:: Exercices ::
a – Indiquez si chaque affirmation concorde avec le texte sur la zaïrianisation, par oui ou par non, en citant les mots du texte qui tranchent. (i) La politique de l'authenticité avait été lancée dans le domaine culturel. (ii) La zaïrianisation visait les moyens de production détenus par des opérateurs économiques expatriés. (iii) Les nationalisations du secteur minier sont venues après la zaïrianisation.
b – Reprenez la rédaction du texte sur la zaïrianisation à partir de sa dernière phrase.

:: Extrait du texte ::
'''
Le Blog de Charles Kabuya

L’EXPERIENCE ZAÏROISE : 2. LA ZAÏRIANISATION

 

Dans un premier volet de ce qui est convenu d’appeler « l’Expérience zaïroise » sous le régime du président Mobutu, j’avais évoqué dans un précédent article la politique dite de « l’authenticité » africaine qui avait été initiée dans le domaine culturel.

 

Mais au plan économique le pouvoir initiera également une nouvelle politique qui est considérée par beaucoup d’économistes comme l’acte qui fut à la base de la déliquescence des infrastructures économiques héritées de la colonisation belge et qui fut aussi à l’origine de la régression dans plusieurs secteurs, comme l’industrie, l’agriculture ou encore l’élevage. Cette politique partait d’un postulat au demeurant noble, car il s’agissait de « zaïrianiser » les moyens de production qui étaient entre les mains des opérateurs économiques expatriés. Elle découlait, elle-même, d’un processus de nationalisations qui avait eu lieu auparavant dans le secteur minier.
'''
:: Items fournis ::
'''
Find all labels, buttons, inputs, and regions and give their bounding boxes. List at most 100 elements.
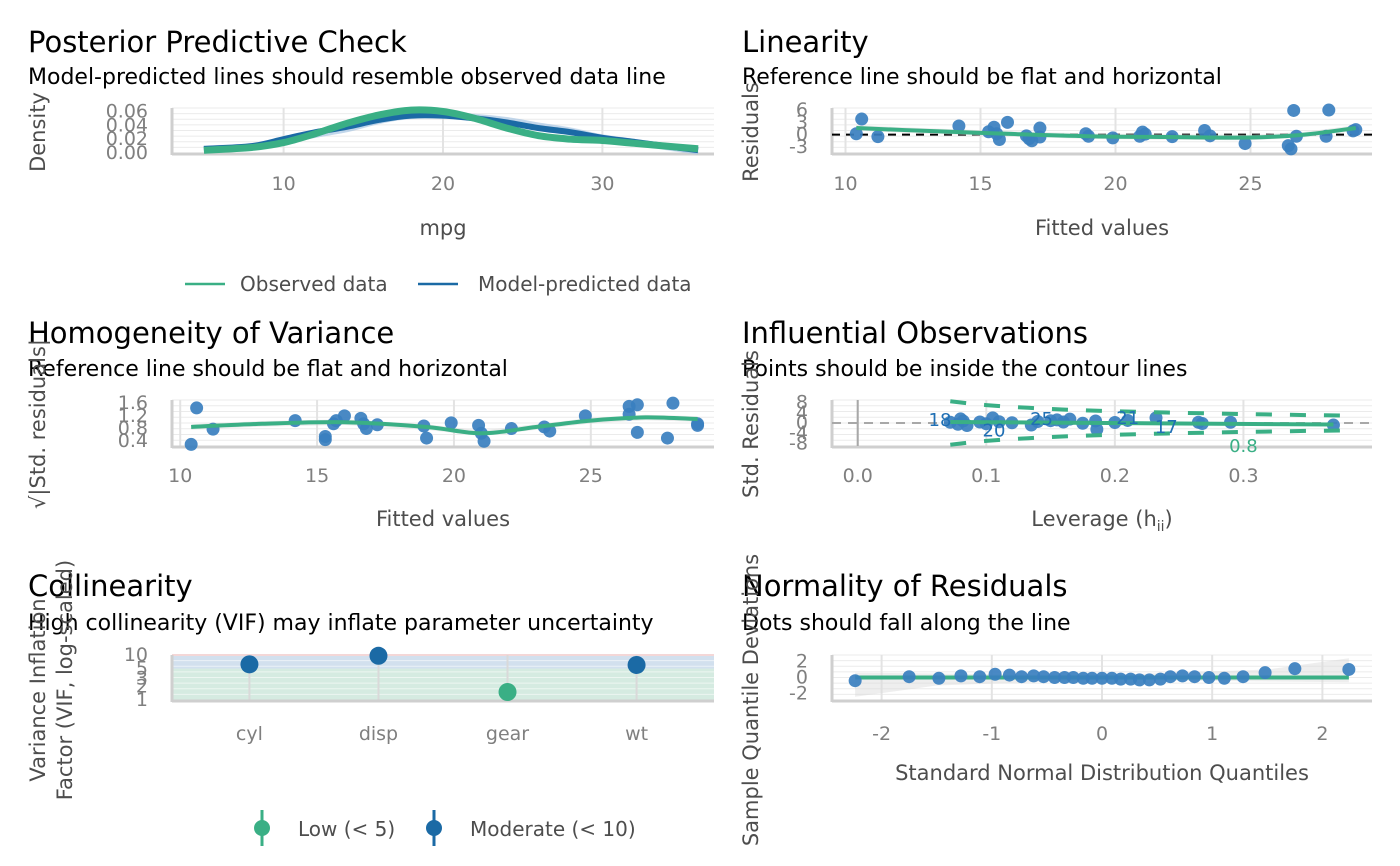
influential-subtitle: Points should be inside the contour line… (742, 357, 1187, 382)
normality-data-point (848, 674, 862, 688)
normality-data-point (1114, 672, 1128, 686)
normality-data-point (1015, 670, 1029, 684)
homogeneity-x-tick-label: 25 (579, 465, 603, 487)
influential-point-label: 21 (1116, 408, 1139, 429)
homogeneity-x-tick-label: 20 (442, 465, 466, 487)
vif-moderate-band (172, 655, 714, 669)
linearity-data-point (849, 127, 863, 141)
normality-data-point (1095, 671, 1109, 685)
collinearity-x-tick-label: disp (359, 723, 398, 745)
linearity-x-tick-label: 10 (833, 173, 857, 195)
collinearity-x-tick-label: wt (625, 723, 648, 745)
collinearity-y-tick-label: 2 (136, 675, 148, 697)
normality-y-tick-label: 2 (796, 650, 808, 672)
influential-point-label: 18 (929, 410, 952, 431)
ppc-y-axis-title: Density (26, 92, 50, 172)
influential-data-point (1326, 418, 1340, 432)
ppc-panel: 10 20 30 0.000.020.040.06 (106, 100, 714, 195)
linearity-smooth-line (856, 126, 1357, 140)
normality-data-point (1027, 669, 1041, 683)
ppc-y-tick-label: 0.02 (106, 128, 148, 150)
homogeneity-data-point (420, 431, 434, 445)
homogeneity-data-point (318, 433, 332, 447)
normality-data-point (1236, 670, 1250, 684)
influential-title: Influential Observations (742, 316, 1088, 350)
linearity-y-tick-label: -3 (789, 136, 808, 158)
collinearity-vif-point-disp (369, 646, 388, 665)
influential-cook-contour-lower (950, 428, 1347, 447)
normality-data-point (1258, 666, 1272, 680)
linearity-y-tick-label: 6 (796, 99, 808, 121)
collinearity-y-axis-title-line1: Variance Inflation (26, 598, 50, 781)
linearity-y-tick-label: 0 (796, 124, 808, 146)
normality-data-point (1153, 672, 1167, 686)
ppc-x-tick-label: 20 (431, 173, 455, 195)
linearity-x-axis-title: Fitted values (1035, 216, 1169, 240)
homogeneity-y-tick-label: 0.8 (118, 418, 148, 440)
normality-data-point (1132, 673, 1146, 687)
normality-data-point (1288, 662, 1302, 676)
normality-data-point (1066, 671, 1080, 684)
normality-x-axis-title: Standard Normal Distribution Quantiles (895, 761, 1309, 785)
ppc-observed-line (203, 106, 699, 154)
ppc-y-tick-label: 0.04 (106, 114, 148, 136)
ppc-legend: Observed data Model-predicted data (185, 272, 692, 296)
normality-data-point (932, 671, 946, 685)
legend-label-predicted: Model-predicted data (478, 272, 692, 296)
collinearity-y-axis-title-line2: Factor (VIF, log-scaled) (53, 560, 77, 800)
homogeneity-y-tick-label: 1.2 (118, 405, 148, 427)
homogeneity-data-point (477, 434, 491, 448)
linearity-data-point (855, 112, 869, 126)
influential-x-tick-label: 0.1 (971, 465, 1001, 487)
homogeneity-y-tick-label: 1.6 (118, 392, 148, 414)
normality-data-point (902, 670, 916, 684)
influential-y-tick-label: 4 (796, 402, 808, 424)
collinearity-vif-point-cyl (240, 655, 259, 674)
collinearity-legend: Low (< 5) Moderate (< 10) (254, 810, 636, 846)
influential-point-label: 17 (1155, 417, 1178, 438)
ppc-x-tick-label: 30 (590, 173, 614, 195)
ppc-y-tick-label: 0.00 (106, 142, 148, 164)
collinearity-x-tick-label: gear (486, 723, 529, 745)
linearity-data-point (1284, 142, 1298, 156)
normality-data-point (1048, 671, 1062, 684)
homogeneity-data-point (184, 437, 198, 451)
influential-x-tick-label: 0.0 (843, 465, 873, 487)
linearity-data-point (871, 130, 885, 144)
influential-x-axis-title-end: ) (1165, 507, 1173, 531)
normality-x-tick-label: -1 (982, 723, 1001, 745)
homogeneity-subtitle: Reference line should be flat and horizo… (28, 357, 508, 382)
ppc-y-tick-label: 0.06 (106, 100, 148, 122)
normality-x-tick-label: -2 (872, 723, 891, 745)
normality-data-point (1175, 669, 1189, 683)
normality-data-point (1085, 671, 1099, 685)
legend-label-low: Low (< 5) (298, 817, 395, 841)
ppc-x-tick-label: 10 (271, 173, 295, 195)
normality-y-axis-title: Sample Quantile Deviations (739, 554, 763, 846)
linearity-title: Linearity (742, 25, 869, 59)
linearity-data-point (1001, 115, 1014, 129)
linearity-subtitle: Reference line should be flat and horizo… (742, 65, 1222, 90)
homogeneity-smooth-ci-band (191, 414, 698, 437)
normality-data-point (1202, 671, 1216, 684)
homogeneity-data-point (190, 401, 204, 415)
influential-x-axis-title: Leverage (hii) (1031, 507, 1173, 535)
normality-data-point (954, 669, 968, 683)
linearity-data-point (1238, 137, 1252, 151)
legend-label-observed: Observed data (240, 272, 388, 296)
collinearity-title: Collinearity (28, 569, 193, 603)
homogeneity-panel: 10 15 20 25 0.40.81.21.6 (118, 392, 714, 487)
collinearity-x-tick-label: cyl (236, 723, 263, 745)
homogeneity-data-point (630, 425, 644, 439)
homogeneity-x-axis-title: Fitted values (376, 507, 510, 531)
homogeneity-title: Homogeneity of Variance (28, 316, 394, 350)
influential-y-tick-label: -8 (789, 432, 808, 454)
influential-fit-line (950, 419, 1334, 427)
influential-y-axis-title: Std. Residuals (739, 350, 763, 498)
collinearity-subtitle: High collinearity (VIF) may inflate para… (28, 611, 654, 636)
linearity-x-tick-label: 15 (968, 173, 992, 195)
linearity-x-tick-label: 20 (1103, 173, 1127, 195)
normality-data-point (1142, 673, 1156, 687)
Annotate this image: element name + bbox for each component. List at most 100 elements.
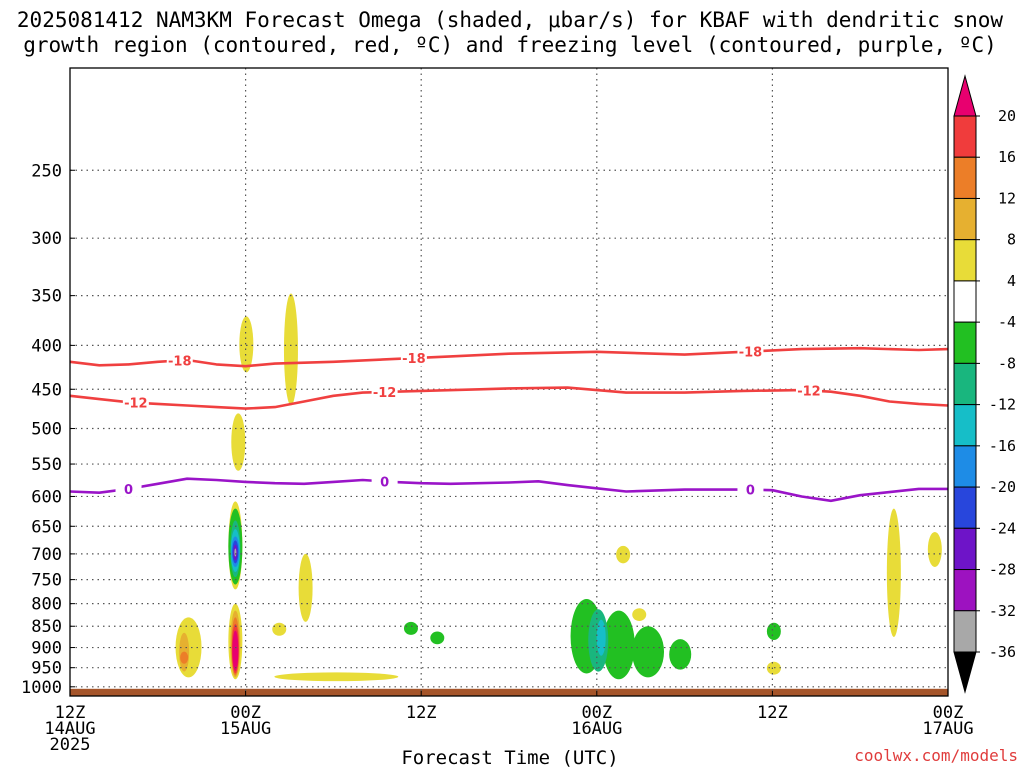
'''
:: Corrigés ::
a –
(i) Oui : « qui avait été initiée dans le domaine culturel ».
(ii) Oui : « les moyens de production qui étaient entre les mains des opérateurs économiques expatriés ».
(iii) Non : « d’un processus de nationalisations qui avait eu lieu auparavant dans le secteur minier ».

b –
 

A cause de l’impact majeur qu’elle a eu sur le secteur économique du pays et des bouleversements qu’elle a causés sur le plan socio-politique, cette expérience de « zaïrianisation » de l’économie mérite d’être rappelée à notre mémoire, au moment où l’économie de la RDC est à la croisée des chemins pour son développement.

 

Pour rassurer les investisseurs, le gouvernement avait élaboré un nouveau code des investissements qui fut mis en vigueur le 26 juin 1969. Il appâtait les investisseurs en leur offrant des facilités et des dispenses en matière fiscale tout en leur faisant miroiter des bénéfices maximaux. Un grand nombre d’entreprises s’installèrent au pays, parmi elles des multinationales telles que General Motors, ITT, Goodyear, Fiat, Renault, Peugeot, First National City Bank, Klökner-Humboldt-Deutz etc. Certains constructeurs automobiles installèrent même des chaines de montage au Zaïre.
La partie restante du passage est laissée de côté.